▶ Document:

Apparently Mirga Gražinytė-Tyla has recently taken up Vixen and it will be interesting to see if a recorded performance becomes available. One CBSO member said that she was so immersed in it that she could sing all the parts if needed!

_"Gražinytė-Tyla designed her calendar this season so that it was dominated by “The Cunning Little Vixen” — both in concert, as in Birmingham, and staged, as in Munich ... “The luxury to focus on the ‘Vixen’ — I think it will remain a very important point for me to deal with ...” she said."_


----------



## dko22 (Jun 22, 2021)

Neo Romanza said:


> I'm confused --- I thought Neumann only recorded _Vixen_ twice: one in mono and the other stereo. The one you're referring to is in stereo?


yes, that's quite correct. Apologies if I gave a different impression.


----------



## dko22 (Jun 22, 2021)

Becca said:


> Apparently Mirga Gražinytė-Tyla has recently taken up Vixen


needless to say, I will be going to see this in Munich. I'm sure it will be worthwhile (just recently bought her Weinberg 3/7 after hearing the 3rd in Munich -- previously 3 had been one of very few Weinberg symphonies I hadn't yet bought but her performance sold me on the work)


----------



## starthrower (Dec 11, 2010)

All I have is the Mackerras box but I'm glad I've got it. I'm a big fan of all of the Janacek music I've heard. But I don't doubt there are other superior performances led by Czech conductors. The one Mackerras CD I found disappointing is his Smetana Ma Vlast. It just sounds rather perfunctory to my ears.


----------



## dko22 (Jun 22, 2021)

starthrower said:


> The one Mackerras CD I found disappointing is his Smetana Ma Vlast


I don't think the more patriotic, folkloristic side of Czech music is necessarily of major interest to Mackerras but much of his Vltava is astonishingly perfuctory -- that's exactly the right word-- probably the worst recording I've ever heard of what's actually one of my favourite tone poems.

▶ What the exercise asks: Please turn the paragraph in the thread above that begins "All I have is the Mackerras box" into a short bulleted list that keeps its main points.

▶ Stored data:
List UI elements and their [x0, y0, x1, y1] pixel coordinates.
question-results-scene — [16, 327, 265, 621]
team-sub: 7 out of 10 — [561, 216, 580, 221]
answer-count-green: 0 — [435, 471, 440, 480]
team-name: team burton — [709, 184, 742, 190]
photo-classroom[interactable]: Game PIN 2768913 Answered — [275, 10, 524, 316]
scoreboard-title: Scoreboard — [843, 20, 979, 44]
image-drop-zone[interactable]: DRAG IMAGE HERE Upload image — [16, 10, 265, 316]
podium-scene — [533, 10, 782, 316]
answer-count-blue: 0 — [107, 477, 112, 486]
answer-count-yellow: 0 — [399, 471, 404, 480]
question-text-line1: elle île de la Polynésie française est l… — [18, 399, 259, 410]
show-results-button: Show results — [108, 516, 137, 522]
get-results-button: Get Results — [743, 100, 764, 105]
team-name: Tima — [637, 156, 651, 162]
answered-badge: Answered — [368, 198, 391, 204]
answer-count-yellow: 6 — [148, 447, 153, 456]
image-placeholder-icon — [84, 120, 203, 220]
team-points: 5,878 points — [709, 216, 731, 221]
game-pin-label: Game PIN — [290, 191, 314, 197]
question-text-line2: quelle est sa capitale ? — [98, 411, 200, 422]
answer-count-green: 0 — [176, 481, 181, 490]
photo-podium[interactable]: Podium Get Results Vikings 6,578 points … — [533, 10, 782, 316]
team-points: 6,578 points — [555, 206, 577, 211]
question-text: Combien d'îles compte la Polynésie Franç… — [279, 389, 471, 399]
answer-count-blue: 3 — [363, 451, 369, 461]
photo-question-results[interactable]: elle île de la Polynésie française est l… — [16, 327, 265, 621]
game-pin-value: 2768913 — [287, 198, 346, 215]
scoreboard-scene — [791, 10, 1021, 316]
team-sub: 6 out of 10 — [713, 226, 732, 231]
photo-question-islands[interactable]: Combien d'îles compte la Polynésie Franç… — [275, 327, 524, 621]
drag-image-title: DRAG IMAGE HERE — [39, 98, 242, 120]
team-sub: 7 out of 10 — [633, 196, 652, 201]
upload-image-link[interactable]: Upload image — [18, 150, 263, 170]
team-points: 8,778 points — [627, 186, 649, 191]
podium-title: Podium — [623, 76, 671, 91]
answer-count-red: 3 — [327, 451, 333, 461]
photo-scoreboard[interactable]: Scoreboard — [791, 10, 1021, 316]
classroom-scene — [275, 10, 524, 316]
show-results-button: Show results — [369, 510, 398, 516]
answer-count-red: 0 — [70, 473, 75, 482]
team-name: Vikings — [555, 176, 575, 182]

▶ Problem solution:
- Owns only the Mackerras box and is glad to have it.
- Is a big fan of all the Janacek music heard so far.
- Has no doubt that Czech conductors have led other, superior performances.
- Finds the Mackerras recording of Smetana's Ma Vlast the one disappointing CD, since it sounds rather perfunctory.